WRITTEN TASK:
Leave out the pictures and copy the remaining records exactly.

ENTRIES SHOWN:
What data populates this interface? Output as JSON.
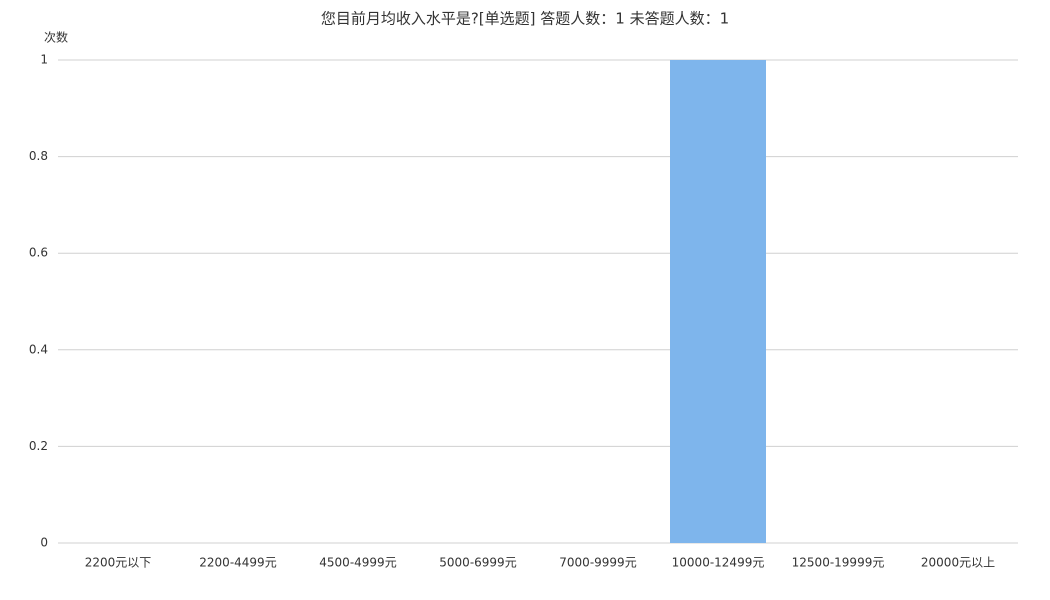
{
  "chart_data": {
    "type": "bar",
    "title": "您目前月均收入水平是?[单选题]  答题人数：1  未答题人数：1",
    "y_label": "次数",
    "categories": [
      "2200元以下",
      "2200-4499元",
      "4500-4999元",
      "5000-6999元",
      "7000-9999元",
      "10000-12499元",
      "12500-19999元",
      "20000元以上"
    ],
    "values": [
      0,
      0,
      0,
      0,
      0,
      1,
      0,
      0
    ],
    "color": "#7eb5ec",
    "ylim": [
      0,
      1
    ],
    "yticks": [
      0,
      0.2,
      0.4,
      0.6,
      0.8,
      1
    ],
    "grid": true
  }
}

TASK RESULT:
What data populates this interface? Output as JSON.
{
  "chart_data": {
    "type": "bar",
    "title": "您目前月均收入水平是?[单选题]  答题人数：1  未答题人数：1",
    "y_label": "次数",
    "categories": [
      "2200元以下",
      "2200-4499元",
      "4500-4999元",
      "5000-6999元",
      "7000-9999元",
      "10000-12499元",
      "12500-19999元",
      "20000元以上"
    ],
    "values": [
      0,
      0,
      0,
      0,
      0,
      1,
      0,
      0
    ],
    "color": "#7eb5ec",
    "ylim": [
      0,
      1
    ],
    "yticks": [
      0,
      0.2,
      0.4,
      0.6,
      0.8,
      1
    ],
    "grid": true
  }
}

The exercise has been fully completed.